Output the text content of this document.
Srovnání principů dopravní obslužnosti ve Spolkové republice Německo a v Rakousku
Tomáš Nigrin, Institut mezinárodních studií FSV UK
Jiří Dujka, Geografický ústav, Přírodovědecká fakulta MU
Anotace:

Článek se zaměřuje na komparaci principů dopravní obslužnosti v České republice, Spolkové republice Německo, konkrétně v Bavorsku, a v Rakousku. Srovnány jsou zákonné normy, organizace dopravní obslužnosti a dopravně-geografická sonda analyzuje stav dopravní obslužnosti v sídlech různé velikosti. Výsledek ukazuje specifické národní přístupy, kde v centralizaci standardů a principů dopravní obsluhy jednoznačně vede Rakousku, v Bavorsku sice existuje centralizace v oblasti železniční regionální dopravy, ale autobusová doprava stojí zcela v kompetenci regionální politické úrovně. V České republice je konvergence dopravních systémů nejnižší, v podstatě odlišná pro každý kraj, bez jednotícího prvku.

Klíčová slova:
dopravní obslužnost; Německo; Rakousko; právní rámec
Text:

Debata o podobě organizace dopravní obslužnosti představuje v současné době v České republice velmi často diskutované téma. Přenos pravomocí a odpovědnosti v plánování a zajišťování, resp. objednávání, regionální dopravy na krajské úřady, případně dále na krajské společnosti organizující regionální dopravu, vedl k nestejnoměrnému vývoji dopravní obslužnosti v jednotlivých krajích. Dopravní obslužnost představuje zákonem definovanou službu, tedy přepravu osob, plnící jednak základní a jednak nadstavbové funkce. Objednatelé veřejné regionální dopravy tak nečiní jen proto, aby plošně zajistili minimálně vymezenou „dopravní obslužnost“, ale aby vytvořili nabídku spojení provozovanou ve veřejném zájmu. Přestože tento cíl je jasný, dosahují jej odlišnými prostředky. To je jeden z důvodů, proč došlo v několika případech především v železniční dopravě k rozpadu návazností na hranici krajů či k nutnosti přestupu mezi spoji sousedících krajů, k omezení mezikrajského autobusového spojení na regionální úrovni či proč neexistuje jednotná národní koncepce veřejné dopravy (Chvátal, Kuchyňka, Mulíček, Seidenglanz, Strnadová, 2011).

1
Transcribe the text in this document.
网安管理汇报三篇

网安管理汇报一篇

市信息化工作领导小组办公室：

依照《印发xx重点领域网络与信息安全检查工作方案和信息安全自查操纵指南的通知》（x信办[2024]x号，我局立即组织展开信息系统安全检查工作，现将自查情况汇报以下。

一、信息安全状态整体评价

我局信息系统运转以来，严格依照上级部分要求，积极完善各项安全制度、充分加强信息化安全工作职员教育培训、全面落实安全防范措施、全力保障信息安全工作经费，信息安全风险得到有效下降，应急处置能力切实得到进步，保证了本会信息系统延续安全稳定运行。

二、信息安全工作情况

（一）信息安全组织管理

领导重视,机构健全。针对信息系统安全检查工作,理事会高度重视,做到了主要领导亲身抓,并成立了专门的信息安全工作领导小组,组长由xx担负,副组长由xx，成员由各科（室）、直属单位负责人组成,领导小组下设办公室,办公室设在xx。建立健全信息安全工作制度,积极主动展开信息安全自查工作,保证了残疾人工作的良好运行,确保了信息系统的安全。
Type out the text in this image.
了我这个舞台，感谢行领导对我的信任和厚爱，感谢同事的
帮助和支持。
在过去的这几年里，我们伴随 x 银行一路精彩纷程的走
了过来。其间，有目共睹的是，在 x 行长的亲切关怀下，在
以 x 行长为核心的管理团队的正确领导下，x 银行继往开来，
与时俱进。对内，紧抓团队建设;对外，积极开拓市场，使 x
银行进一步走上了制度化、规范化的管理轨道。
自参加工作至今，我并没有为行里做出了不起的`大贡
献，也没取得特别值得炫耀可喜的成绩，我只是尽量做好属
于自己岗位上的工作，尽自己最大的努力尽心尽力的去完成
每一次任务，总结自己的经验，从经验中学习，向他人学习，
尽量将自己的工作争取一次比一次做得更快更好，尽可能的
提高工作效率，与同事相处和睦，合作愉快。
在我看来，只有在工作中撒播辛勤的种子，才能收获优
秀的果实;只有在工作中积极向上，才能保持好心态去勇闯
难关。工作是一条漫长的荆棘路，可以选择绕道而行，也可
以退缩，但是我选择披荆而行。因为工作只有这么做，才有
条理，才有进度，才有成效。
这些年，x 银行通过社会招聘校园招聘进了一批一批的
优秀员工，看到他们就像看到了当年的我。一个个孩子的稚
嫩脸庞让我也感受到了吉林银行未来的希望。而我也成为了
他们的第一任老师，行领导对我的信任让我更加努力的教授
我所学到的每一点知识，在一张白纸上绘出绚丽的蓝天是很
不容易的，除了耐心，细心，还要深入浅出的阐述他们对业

## THE REQUEST
Return all lines containing "this".

## EXERCISE SOLUTION
Output the text content of this document.
Transcribe the text in this document.
Type out the text in this image.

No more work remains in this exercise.